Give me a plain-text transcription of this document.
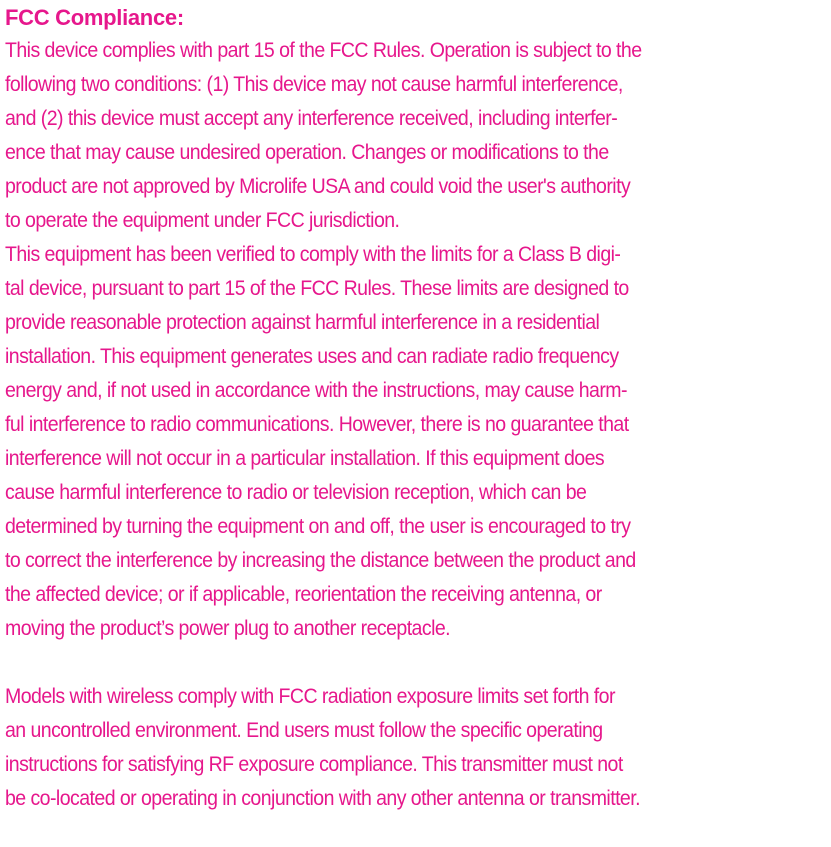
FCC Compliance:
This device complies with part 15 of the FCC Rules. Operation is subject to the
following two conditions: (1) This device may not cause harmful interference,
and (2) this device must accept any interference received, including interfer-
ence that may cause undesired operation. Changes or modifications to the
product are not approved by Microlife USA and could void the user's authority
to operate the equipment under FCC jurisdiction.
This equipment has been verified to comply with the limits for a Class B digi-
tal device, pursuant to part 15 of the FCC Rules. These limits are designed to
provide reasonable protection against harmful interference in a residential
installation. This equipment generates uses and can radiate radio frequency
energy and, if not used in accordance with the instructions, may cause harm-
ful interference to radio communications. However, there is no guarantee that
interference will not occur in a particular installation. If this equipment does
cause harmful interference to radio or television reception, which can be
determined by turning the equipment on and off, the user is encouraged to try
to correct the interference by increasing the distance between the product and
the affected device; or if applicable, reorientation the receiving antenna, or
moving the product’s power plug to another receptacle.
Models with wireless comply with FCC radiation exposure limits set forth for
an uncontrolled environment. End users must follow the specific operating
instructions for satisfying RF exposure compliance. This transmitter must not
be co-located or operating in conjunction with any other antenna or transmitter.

• [THE PROBLEM]: Each record must be quoted in full and exactly. Do not include the pictures.

• [WRITTEN RESPONSE]:
Give me a plain-text transcription of this document.
FCC Compliance:
This device complies with part 15 of the FCC Rules. Operation is subject to the
following two conditions: (1) This device may not cause harmful interference,
and (2) this device must accept any interference received, including interfer-
ence that may cause undesired operation. Changes or modifications to the
product are not approved by Microlife USA and could void the user's authority
to operate the equipment under FCC jurisdiction.
This equipment has been verified to comply with the limits for a Class B digi-
tal device, pursuant to part 15 of the FCC Rules. These limits are designed to
provide reasonable protection against harmful interference in a residential
installation. This equipment generates uses and can radiate radio frequency
energy and, if not used in accordance with the instructions, may cause harm-
ful interference to radio communications. However, there is no guarantee that
interference will not occur in a particular installation. If this equipment does
cause harmful interference to radio or television reception, which can be
determined by turning the equipment on and off, the user is encouraged to try
to correct the interference by increasing the distance between the product and
the affected device; or if applicable, reorientation the receiving antenna, or
moving the product’s power plug to another receptacle.
Models with wireless comply with FCC radiation exposure limits set forth for
an uncontrolled environment. End users must follow the specific operating
instructions for satisfying RF exposure compliance. This transmitter must not
be co-located or operating in conjunction with any other antenna or transmitter.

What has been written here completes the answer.